» DATA SHOWN:
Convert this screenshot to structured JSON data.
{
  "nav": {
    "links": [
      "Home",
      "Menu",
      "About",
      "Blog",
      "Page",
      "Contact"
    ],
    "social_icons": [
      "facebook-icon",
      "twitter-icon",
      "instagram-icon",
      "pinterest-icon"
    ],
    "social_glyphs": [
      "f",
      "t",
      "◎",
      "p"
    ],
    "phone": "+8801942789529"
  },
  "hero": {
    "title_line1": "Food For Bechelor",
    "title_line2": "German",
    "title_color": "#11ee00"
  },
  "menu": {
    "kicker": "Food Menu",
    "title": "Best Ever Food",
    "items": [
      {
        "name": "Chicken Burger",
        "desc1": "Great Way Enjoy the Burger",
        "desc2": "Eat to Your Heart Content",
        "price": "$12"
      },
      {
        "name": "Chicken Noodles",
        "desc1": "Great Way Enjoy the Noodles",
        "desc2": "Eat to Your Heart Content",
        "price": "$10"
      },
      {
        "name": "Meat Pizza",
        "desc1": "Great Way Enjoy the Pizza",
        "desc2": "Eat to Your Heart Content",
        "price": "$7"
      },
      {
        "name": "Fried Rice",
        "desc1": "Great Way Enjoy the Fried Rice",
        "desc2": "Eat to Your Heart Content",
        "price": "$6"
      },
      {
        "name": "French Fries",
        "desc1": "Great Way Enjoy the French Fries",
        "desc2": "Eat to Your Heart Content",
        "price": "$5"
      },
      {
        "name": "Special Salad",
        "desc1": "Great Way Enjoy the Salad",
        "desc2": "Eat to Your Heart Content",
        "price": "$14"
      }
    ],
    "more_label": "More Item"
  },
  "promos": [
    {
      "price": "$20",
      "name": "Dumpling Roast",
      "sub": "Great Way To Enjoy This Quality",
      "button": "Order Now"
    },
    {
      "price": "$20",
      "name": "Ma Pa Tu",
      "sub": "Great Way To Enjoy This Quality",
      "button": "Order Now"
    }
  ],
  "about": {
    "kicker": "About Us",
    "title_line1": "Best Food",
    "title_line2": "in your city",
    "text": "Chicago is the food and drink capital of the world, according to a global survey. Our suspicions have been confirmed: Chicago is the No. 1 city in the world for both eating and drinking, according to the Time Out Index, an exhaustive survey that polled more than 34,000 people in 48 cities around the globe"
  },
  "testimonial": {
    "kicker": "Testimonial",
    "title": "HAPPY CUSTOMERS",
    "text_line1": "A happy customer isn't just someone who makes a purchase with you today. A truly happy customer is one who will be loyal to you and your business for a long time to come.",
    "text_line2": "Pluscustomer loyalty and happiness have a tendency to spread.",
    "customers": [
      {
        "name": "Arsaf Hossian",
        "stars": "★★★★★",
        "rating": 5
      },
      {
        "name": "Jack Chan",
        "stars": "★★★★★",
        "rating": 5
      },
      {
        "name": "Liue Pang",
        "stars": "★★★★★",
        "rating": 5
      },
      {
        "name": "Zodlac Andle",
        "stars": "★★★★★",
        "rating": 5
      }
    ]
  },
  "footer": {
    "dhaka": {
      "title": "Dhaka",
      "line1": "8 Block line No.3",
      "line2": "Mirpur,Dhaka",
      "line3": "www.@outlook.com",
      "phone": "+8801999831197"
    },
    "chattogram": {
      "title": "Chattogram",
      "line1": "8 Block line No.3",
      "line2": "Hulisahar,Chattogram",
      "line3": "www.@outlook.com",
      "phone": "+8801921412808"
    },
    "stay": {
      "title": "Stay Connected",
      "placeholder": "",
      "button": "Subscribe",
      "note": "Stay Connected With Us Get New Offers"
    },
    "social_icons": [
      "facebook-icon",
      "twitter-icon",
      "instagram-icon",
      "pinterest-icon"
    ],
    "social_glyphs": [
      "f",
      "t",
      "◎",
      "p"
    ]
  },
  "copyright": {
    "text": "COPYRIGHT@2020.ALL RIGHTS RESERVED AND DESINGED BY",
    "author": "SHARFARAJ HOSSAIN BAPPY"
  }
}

» SHORT EXERCISE:
Without leaving anything out, quote all the data.

» THE SOLUTION:
Convert this screenshot to structured JSON data.
{
  "nav": {
    "links": [
      "Home",
      "Menu",
      "About",
      "Blog",
      "Page",
      "Contact"
    ],
    "social_icons": [
      "facebook-icon",
      "twitter-icon",
      "instagram-icon",
      "pinterest-icon"
    ],
    "social_glyphs": [
      "f",
      "t",
      "◎",
      "p"
    ],
    "phone": "+8801942789529"
  },
  "hero": {
    "title_line1": "Food For Bechelor",
    "title_line2": "German",
    "title_color": "#11ee00"
  },
  "menu": {
    "kicker": "Food Menu",
    "title": "Best Ever Food",
    "items": [
      {
        "name": "Chicken Burger",
        "desc1": "Great Way Enjoy the Burger",
        "desc2": "Eat to Your Heart Content",
        "price": "$12"
      },
      {
        "name": "Chicken Noodles",
        "desc1": "Great Way Enjoy the Noodles",
        "desc2": "Eat to Your Heart Content",
        "price": "$10"
      },
      {
        "name": "Meat Pizza",
        "desc1": "Great Way Enjoy the Pizza",
        "desc2": "Eat to Your Heart Content",
        "price": "$7"
      },
      {
        "name": "Fried Rice",
        "desc1": "Great Way Enjoy the Fried Rice",
        "desc2": "Eat to Your Heart Content",
        "price": "$6"
      },
      {
        "name": "French Fries",
        "desc1": "Great Way Enjoy the French Fries",
        "desc2": "Eat to Your Heart Content",
        "price": "$5"
      },
      {
        "name": "Special Salad",
        "desc1": "Great Way Enjoy the Salad",
        "desc2": "Eat to Your Heart Content",
        "price": "$14"
      }
    ],
    "more_label": "More Item"
  },
  "promos": [
    {
      "price": "$20",
      "name": "Dumpling Roast",
      "sub": "Great Way To Enjoy This Quality",
      "button": "Order Now"
    },
    {
      "price": "$20",
      "name": "Ma Pa Tu",
      "sub": "Great Way To Enjoy This Quality",
      "button": "Order Now"
    }
  ],
  "about": {
    "kicker": "About Us",
    "title_line1": "Best Food",
    "title_line2": "in your city",
    "text": "Chicago is the food and drink capital of the world, according to a global survey. Our suspicions have been confirmed: Chicago is the No. 1 city in the world for both eating and drinking, according to the Time Out Index, an exhaustive survey that polled more than 34,000 people in 48 cities around the globe"
  },
  "testimonial": {
    "kicker": "Testimonial",
    "title": "HAPPY CUSTOMERS",
    "text_line1": "A happy customer isn't just someone who makes a purchase with you today. A truly happy customer is one who will be loyal to you and your business for a long time to come.",
    "text_line2": "Pluscustomer loyalty and happiness have a tendency to spread.",
    "customers": [
      {
        "name": "Arsaf Hossian",
        "stars": "★★★★★",
        "rating": 5
      },
      {
        "name": "Jack Chan",
        "stars": "★★★★★",
        "rating": 5
      },
      {
        "name": "Liue Pang",
        "stars": "★★★★★",
        "rating": 5
      },
      {
        "name": "Zodlac Andle",
        "stars": "★★★★★",
        "rating": 5
      }
    ]
  },
  "footer": {
    "dhaka": {
      "title": "Dhaka",
      "line1": "8 Block line No.3",
      "line2": "Mirpur,Dhaka",
      "line3": "www.@outlook.com",
      "phone": "+8801999831197"
    },
    "chattogram": {
      "title": "Chattogram",
      "line1": "8 Block line No.3",
      "line2": "Hulisahar,Chattogram",
      "line3": "www.@outlook.com",
      "phone": "+8801921412808"
    },
    "stay": {
      "title": "Stay Connected",
      "placeholder": "",
      "button": "Subscribe",
      "note": "Stay Connected With Us Get New Offers"
    },
    "social_icons": [
      "facebook-icon",
      "twitter-icon",
      "instagram-icon",
      "pinterest-icon"
    ],
    "social_glyphs": [
      "f",
      "t",
      "◎",
      "p"
    ]
  },
  "copyright": {
    "text": "COPYRIGHT@2020.ALL RIGHTS RESERVED AND DESINGED BY",
    "author": "SHARFARAJ HOSSAIN BAPPY"
  }
}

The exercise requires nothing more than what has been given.